Keep only those lines of the records that include the string "color".
— Start DATA SUPPLIED —
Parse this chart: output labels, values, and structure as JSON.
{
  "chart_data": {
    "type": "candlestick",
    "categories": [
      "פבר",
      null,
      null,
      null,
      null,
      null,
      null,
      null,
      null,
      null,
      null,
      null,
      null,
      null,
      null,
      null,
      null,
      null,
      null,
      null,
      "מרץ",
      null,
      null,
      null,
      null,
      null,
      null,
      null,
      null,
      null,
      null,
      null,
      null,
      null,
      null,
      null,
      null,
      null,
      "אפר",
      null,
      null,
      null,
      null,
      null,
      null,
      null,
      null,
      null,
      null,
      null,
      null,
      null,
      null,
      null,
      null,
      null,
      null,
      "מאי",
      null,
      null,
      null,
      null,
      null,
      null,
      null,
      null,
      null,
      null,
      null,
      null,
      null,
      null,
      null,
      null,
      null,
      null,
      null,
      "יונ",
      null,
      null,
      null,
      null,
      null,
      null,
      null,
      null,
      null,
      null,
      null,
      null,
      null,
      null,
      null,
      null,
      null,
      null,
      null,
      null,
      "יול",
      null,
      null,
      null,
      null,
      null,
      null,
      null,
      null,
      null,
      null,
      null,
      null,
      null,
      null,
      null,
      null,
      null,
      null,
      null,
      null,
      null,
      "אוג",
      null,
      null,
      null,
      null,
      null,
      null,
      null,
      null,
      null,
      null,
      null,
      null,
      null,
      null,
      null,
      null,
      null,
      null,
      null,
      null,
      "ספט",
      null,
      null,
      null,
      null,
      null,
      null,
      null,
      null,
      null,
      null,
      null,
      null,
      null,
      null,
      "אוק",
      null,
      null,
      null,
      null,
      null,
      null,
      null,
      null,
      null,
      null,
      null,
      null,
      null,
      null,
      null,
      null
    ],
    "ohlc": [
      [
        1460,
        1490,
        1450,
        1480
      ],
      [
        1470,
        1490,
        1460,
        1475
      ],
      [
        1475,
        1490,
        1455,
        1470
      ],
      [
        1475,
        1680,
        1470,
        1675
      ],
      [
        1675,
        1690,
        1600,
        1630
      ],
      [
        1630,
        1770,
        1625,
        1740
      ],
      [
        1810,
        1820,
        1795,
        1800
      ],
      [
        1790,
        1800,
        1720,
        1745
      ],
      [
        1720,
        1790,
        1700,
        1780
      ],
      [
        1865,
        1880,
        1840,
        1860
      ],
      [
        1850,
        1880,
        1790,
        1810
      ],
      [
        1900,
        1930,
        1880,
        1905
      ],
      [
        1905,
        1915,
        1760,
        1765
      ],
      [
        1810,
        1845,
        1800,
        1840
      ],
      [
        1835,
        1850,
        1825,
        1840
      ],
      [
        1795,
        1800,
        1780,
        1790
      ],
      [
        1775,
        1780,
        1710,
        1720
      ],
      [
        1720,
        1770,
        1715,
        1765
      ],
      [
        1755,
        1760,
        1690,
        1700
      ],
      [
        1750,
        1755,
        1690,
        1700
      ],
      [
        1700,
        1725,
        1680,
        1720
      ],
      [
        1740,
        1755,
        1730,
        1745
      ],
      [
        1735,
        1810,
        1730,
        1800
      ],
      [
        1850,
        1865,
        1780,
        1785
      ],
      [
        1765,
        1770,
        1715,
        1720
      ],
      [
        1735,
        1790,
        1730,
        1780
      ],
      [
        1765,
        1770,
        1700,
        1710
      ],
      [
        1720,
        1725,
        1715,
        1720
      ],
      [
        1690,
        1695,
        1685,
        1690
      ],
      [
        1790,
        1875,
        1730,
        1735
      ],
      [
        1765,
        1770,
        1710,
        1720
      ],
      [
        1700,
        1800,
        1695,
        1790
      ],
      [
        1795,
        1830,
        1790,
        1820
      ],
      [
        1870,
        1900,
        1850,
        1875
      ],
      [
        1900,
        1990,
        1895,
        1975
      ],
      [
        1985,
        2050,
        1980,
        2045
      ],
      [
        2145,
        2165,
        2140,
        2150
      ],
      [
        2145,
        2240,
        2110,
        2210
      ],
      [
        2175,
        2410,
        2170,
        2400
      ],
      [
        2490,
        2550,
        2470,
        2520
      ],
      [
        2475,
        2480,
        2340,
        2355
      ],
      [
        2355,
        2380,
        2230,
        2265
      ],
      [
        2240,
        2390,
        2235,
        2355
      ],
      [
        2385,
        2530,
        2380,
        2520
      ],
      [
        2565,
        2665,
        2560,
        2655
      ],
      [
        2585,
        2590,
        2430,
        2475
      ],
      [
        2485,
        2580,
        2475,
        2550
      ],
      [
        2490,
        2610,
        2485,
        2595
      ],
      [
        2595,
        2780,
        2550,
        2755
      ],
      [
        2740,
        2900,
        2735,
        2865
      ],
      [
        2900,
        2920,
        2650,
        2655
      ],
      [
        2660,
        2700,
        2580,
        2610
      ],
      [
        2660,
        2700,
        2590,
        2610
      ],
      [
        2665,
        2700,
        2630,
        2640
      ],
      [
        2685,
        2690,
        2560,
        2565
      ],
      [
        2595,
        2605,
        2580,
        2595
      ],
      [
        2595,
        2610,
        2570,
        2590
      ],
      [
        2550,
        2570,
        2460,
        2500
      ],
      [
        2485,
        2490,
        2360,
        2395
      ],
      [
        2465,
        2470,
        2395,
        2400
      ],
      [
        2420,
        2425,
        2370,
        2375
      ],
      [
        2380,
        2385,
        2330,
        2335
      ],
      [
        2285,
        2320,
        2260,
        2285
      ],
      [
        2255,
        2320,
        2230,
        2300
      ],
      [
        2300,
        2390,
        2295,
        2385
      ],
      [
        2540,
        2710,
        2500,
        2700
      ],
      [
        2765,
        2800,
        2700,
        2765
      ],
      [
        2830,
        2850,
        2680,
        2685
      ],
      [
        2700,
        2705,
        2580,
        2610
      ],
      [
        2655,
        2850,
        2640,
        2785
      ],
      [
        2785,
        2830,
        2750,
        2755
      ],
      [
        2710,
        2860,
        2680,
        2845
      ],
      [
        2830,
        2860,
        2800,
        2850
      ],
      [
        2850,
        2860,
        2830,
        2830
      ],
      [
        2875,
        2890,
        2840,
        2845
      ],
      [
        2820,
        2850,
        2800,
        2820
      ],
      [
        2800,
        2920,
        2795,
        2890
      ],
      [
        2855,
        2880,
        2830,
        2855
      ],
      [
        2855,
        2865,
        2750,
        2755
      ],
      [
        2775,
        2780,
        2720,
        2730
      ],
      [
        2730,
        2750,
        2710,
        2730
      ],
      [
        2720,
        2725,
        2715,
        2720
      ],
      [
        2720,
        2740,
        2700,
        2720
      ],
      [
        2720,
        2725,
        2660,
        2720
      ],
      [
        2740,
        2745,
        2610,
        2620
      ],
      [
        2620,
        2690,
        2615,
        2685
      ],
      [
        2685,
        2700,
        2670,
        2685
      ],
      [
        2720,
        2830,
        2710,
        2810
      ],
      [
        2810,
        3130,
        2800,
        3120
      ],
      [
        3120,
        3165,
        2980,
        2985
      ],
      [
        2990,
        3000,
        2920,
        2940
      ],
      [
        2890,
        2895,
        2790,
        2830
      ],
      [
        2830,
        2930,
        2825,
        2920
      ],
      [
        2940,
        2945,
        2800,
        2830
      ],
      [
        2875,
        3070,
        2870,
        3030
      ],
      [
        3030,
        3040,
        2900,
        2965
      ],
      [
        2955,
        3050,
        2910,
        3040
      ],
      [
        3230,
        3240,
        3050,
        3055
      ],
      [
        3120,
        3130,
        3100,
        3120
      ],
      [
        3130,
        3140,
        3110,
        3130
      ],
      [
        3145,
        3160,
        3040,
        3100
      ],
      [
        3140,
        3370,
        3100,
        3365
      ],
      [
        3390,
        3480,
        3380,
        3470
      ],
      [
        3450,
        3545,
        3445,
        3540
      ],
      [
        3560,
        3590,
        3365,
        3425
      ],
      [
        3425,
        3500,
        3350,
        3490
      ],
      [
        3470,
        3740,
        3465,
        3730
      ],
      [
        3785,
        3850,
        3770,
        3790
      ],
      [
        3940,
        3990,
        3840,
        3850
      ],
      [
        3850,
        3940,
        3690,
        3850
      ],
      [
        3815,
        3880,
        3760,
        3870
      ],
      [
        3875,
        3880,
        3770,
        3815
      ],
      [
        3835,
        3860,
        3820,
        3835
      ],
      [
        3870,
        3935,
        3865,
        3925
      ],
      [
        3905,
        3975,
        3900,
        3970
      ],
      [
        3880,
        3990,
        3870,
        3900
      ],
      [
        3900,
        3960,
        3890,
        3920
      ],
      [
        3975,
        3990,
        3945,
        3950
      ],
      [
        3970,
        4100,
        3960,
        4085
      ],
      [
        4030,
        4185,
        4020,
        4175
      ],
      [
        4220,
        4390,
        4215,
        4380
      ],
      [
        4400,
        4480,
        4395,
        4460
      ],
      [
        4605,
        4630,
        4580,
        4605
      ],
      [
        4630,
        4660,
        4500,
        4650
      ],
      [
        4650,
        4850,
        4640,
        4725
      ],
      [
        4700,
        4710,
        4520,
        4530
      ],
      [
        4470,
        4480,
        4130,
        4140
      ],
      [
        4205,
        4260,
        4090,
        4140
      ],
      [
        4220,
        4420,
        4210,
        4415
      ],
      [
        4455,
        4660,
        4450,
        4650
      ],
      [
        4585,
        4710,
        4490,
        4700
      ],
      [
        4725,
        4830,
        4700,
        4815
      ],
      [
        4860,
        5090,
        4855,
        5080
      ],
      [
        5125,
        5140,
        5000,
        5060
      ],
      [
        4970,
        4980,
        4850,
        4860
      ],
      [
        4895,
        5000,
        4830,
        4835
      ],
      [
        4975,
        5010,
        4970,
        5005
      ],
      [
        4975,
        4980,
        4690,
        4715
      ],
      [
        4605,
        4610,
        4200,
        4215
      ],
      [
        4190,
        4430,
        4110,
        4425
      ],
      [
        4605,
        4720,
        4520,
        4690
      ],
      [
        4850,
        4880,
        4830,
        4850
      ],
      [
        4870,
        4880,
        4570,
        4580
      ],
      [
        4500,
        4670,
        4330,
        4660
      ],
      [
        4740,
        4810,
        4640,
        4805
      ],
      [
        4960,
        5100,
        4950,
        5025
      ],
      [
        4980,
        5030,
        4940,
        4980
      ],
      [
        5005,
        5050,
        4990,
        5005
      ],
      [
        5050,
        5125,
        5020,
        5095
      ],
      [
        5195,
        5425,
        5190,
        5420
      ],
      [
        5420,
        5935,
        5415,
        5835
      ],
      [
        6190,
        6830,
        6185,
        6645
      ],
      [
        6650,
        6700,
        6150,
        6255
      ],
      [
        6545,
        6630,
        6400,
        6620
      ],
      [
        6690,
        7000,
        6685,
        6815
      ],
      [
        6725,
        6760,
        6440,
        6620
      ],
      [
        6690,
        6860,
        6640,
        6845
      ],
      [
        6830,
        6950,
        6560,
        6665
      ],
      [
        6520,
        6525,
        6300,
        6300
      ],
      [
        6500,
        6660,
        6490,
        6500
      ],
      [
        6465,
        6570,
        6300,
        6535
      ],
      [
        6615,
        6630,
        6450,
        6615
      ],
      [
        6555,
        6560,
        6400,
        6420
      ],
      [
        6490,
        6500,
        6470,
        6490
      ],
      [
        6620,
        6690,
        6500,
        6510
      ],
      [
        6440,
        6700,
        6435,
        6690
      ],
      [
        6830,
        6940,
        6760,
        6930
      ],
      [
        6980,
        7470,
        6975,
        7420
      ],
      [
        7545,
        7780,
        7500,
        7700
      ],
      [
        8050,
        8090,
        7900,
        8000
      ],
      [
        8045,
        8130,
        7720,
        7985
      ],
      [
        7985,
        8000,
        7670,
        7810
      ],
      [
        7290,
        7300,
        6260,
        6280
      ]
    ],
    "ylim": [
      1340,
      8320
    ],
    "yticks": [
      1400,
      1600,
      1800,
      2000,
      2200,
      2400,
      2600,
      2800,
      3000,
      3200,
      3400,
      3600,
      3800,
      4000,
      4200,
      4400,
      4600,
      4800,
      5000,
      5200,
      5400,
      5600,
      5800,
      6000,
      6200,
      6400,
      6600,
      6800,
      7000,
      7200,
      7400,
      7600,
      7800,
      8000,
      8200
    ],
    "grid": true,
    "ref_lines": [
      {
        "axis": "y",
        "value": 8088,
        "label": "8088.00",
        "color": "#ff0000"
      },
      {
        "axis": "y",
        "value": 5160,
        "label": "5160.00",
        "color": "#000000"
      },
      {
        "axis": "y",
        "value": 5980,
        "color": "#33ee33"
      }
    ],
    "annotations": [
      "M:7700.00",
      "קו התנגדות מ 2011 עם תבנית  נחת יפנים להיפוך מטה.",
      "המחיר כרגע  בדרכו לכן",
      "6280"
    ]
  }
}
— End DATA SUPPLIED —
COMPLETE ANSWER:
        "color": "#ff0000"
        "color": "#000000"
        "color": "#33ee33"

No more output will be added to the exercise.